* Set exercise
Copy the data exactly; pictures stay out of the copy.

(Items from a figure collection)

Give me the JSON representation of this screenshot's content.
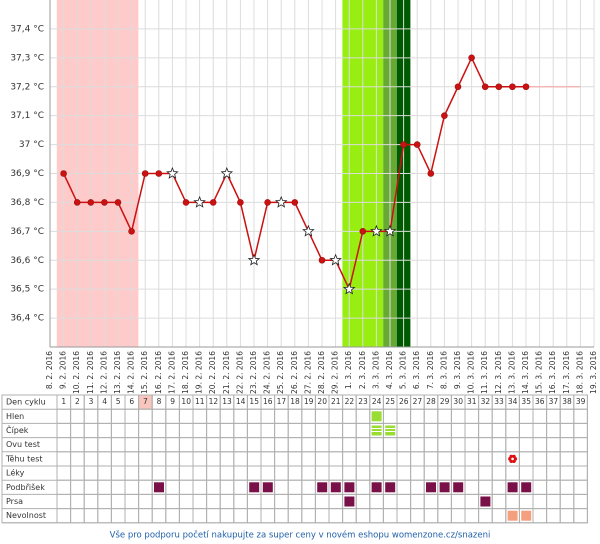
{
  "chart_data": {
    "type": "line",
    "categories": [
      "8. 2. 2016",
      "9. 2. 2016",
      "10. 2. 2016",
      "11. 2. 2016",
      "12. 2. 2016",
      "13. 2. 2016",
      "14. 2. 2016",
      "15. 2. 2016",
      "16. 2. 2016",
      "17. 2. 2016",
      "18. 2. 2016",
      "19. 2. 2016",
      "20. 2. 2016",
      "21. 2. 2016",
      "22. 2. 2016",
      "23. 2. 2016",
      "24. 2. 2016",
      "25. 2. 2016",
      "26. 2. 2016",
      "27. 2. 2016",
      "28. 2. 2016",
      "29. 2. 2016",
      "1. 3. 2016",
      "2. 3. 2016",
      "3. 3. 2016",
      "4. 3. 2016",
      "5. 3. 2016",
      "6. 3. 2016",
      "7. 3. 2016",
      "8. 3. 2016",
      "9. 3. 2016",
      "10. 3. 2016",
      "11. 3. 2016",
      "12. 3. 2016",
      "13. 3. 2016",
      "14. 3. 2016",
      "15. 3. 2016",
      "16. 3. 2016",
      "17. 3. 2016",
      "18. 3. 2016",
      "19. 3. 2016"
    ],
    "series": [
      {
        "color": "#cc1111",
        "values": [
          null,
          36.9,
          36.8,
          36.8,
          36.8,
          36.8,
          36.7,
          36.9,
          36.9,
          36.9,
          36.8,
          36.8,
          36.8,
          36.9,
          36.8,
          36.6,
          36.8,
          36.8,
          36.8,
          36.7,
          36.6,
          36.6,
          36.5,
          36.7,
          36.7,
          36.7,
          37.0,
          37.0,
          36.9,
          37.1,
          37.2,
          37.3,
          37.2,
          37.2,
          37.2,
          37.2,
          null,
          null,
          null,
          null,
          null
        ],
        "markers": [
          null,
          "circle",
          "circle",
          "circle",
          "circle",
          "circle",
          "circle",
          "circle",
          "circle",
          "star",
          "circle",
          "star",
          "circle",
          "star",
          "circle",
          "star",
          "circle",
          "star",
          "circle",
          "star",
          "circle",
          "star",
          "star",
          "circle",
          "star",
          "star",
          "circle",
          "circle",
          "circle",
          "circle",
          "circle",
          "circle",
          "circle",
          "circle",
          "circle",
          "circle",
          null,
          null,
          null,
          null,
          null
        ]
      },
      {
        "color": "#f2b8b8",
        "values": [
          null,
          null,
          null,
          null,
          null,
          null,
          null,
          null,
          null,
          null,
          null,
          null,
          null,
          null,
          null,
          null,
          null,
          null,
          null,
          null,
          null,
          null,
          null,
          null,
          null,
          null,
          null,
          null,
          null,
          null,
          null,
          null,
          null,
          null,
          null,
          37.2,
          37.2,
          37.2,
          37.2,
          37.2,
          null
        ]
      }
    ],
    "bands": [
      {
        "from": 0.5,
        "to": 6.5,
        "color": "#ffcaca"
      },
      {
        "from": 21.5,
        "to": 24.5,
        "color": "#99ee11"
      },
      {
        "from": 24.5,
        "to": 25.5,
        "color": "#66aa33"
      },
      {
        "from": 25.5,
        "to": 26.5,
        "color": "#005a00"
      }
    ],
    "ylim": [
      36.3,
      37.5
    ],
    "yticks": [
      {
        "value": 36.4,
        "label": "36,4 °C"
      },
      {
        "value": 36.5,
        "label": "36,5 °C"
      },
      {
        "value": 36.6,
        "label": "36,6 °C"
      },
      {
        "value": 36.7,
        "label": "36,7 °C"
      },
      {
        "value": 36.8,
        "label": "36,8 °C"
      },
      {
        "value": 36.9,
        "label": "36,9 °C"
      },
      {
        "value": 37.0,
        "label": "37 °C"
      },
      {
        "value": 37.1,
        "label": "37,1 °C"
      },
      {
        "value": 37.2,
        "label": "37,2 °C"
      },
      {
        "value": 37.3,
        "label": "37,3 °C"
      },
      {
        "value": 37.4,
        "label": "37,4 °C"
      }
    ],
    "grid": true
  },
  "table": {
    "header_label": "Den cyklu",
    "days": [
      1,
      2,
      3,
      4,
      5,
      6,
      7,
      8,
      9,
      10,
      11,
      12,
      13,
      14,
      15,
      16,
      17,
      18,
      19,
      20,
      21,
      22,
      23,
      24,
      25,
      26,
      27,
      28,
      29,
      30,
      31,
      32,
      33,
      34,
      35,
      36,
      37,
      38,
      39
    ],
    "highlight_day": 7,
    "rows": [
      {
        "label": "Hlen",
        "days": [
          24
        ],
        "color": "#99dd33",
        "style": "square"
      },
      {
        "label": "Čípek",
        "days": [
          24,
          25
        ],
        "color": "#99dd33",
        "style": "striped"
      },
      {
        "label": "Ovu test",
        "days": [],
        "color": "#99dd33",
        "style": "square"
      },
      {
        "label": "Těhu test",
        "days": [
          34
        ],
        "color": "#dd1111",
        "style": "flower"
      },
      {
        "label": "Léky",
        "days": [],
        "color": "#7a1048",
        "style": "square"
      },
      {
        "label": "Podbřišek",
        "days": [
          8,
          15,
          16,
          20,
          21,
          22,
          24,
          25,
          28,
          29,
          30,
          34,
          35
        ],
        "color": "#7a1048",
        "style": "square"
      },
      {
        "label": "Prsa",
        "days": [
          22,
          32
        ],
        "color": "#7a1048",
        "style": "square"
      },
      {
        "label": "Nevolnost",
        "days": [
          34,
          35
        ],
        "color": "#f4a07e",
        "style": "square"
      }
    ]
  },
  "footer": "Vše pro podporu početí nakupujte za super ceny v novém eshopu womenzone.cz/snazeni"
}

* Task result
Give me the JSON representation of this screenshot's content.
{
  "chart_data": {
    "type": "line",
    "categories": [
      "8. 2. 2016",
      "9. 2. 2016",
      "10. 2. 2016",
      "11. 2. 2016",
      "12. 2. 2016",
      "13. 2. 2016",
      "14. 2. 2016",
      "15. 2. 2016",
      "16. 2. 2016",
      "17. 2. 2016",
      "18. 2. 2016",
      "19. 2. 2016",
      "20. 2. 2016",
      "21. 2. 2016",
      "22. 2. 2016",
      "23. 2. 2016",
      "24. 2. 2016",
      "25. 2. 2016",
      "26. 2. 2016",
      "27. 2. 2016",
      "28. 2. 2016",
      "29. 2. 2016",
      "1. 3. 2016",
      "2. 3. 2016",
      "3. 3. 2016",
      "4. 3. 2016",
      "5. 3. 2016",
      "6. 3. 2016",
      "7. 3. 2016",
      "8. 3. 2016",
      "9. 3. 2016",
      "10. 3. 2016",
      "11. 3. 2016",
      "12. 3. 2016",
      "13. 3. 2016",
      "14. 3. 2016",
      "15. 3. 2016",
      "16. 3. 2016",
      "17. 3. 2016",
      "18. 3. 2016",
      "19. 3. 2016"
    ],
    "series": [
      {
        "color": "#cc1111",
        "values": [
          null,
          36.9,
          36.8,
          36.8,
          36.8,
          36.8,
          36.7,
          36.9,
          36.9,
          36.9,
          36.8,
          36.8,
          36.8,
          36.9,
          36.8,
          36.6,
          36.8,
          36.8,
          36.8,
          36.7,
          36.6,
          36.6,
          36.5,
          36.7,
          36.7,
          36.7,
          37.0,
          37.0,
          36.9,
          37.1,
          37.2,
          37.3,
          37.2,
          37.2,
          37.2,
          37.2,
          null,
          null,
          null,
          null,
          null
        ],
        "markers": [
          null,
          "circle",
          "circle",
          "circle",
          "circle",
          "circle",
          "circle",
          "circle",
          "circle",
          "star",
          "circle",
          "star",
          "circle",
          "star",
          "circle",
          "star",
          "circle",
          "star",
          "circle",
          "star",
          "circle",
          "star",
          "star",
          "circle",
          "star",
          "star",
          "circle",
          "circle",
          "circle",
          "circle",
          "circle",
          "circle",
          "circle",
          "circle",
          "circle",
          "circle",
          null,
          null,
          null,
          null,
          null
        ]
      },
      {
        "color": "#f2b8b8",
        "values": [
          null,
          null,
          null,
          null,
          null,
          null,
          null,
          null,
          null,
          null,
          null,
          null,
          null,
          null,
          null,
          null,
          null,
          null,
          null,
          null,
          null,
          null,
          null,
          null,
          null,
          null,
          null,
          null,
          null,
          null,
          null,
          null,
          null,
          null,
          null,
          37.2,
          37.2,
          37.2,
          37.2,
          37.2,
          null
        ]
      }
    ],
    "bands": [
      {
        "from": 0.5,
        "to": 6.5,
        "color": "#ffcaca"
      },
      {
        "from": 21.5,
        "to": 24.5,
        "color": "#99ee11"
      },
      {
        "from": 24.5,
        "to": 25.5,
        "color": "#66aa33"
      },
      {
        "from": 25.5,
        "to": 26.5,
        "color": "#005a00"
      }
    ],
    "ylim": [
      36.3,
      37.5
    ],
    "yticks": [
      {
        "value": 36.4,
        "label": "36,4 °C"
      },
      {
        "value": 36.5,
        "label": "36,5 °C"
      },
      {
        "value": 36.6,
        "label": "36,6 °C"
      },
      {
        "value": 36.7,
        "label": "36,7 °C"
      },
      {
        "value": 36.8,
        "label": "36,8 °C"
      },
      {
        "value": 36.9,
        "label": "36,9 °C"
      },
      {
        "value": 37.0,
        "label": "37 °C"
      },
      {
        "value": 37.1,
        "label": "37,1 °C"
      },
      {
        "value": 37.2,
        "label": "37,2 °C"
      },
      {
        "value": 37.3,
        "label": "37,3 °C"
      },
      {
        "value": 37.4,
        "label": "37,4 °C"
      }
    ],
    "grid": true
  },
  "table": {
    "header_label": "Den cyklu",
    "days": [
      1,
      2,
      3,
      4,
      5,
      6,
      7,
      8,
      9,
      10,
      11,
      12,
      13,
      14,
      15,
      16,
      17,
      18,
      19,
      20,
      21,
      22,
      23,
      24,
      25,
      26,
      27,
      28,
      29,
      30,
      31,
      32,
      33,
      34,
      35,
      36,
      37,
      38,
      39
    ],
    "highlight_day": 7,
    "rows": [
      {
        "label": "Hlen",
        "days": [
          24
        ],
        "color": "#99dd33",
        "style": "square"
      },
      {
        "label": "Čípek",
        "days": [
          24,
          25
        ],
        "color": "#99dd33",
        "style": "striped"
      },
      {
        "label": "Ovu test",
        "days": [],
        "color": "#99dd33",
        "style": "square"
      },
      {
        "label": "Těhu test",
        "days": [
          34
        ],
        "color": "#dd1111",
        "style": "flower"
      },
      {
        "label": "Léky",
        "days": [],
        "color": "#7a1048",
        "style": "square"
      },
      {
        "label": "Podbřišek",
        "days": [
          8,
          15,
          16,
          20,
          21,
          22,
          24,
          25,
          28,
          29,
          30,
          34,
          35
        ],
        "color": "#7a1048",
        "style": "square"
      },
      {
        "label": "Prsa",
        "days": [
          22,
          32
        ],
        "color": "#7a1048",
        "style": "square"
      },
      {
        "label": "Nevolnost",
        "days": [
          34,
          35
        ],
        "color": "#f4a07e",
        "style": "square"
      }
    ]
  },
  "footer": "Vše pro podporu početí nakupujte za super ceny v novém eshopu womenzone.cz/snazeni"
}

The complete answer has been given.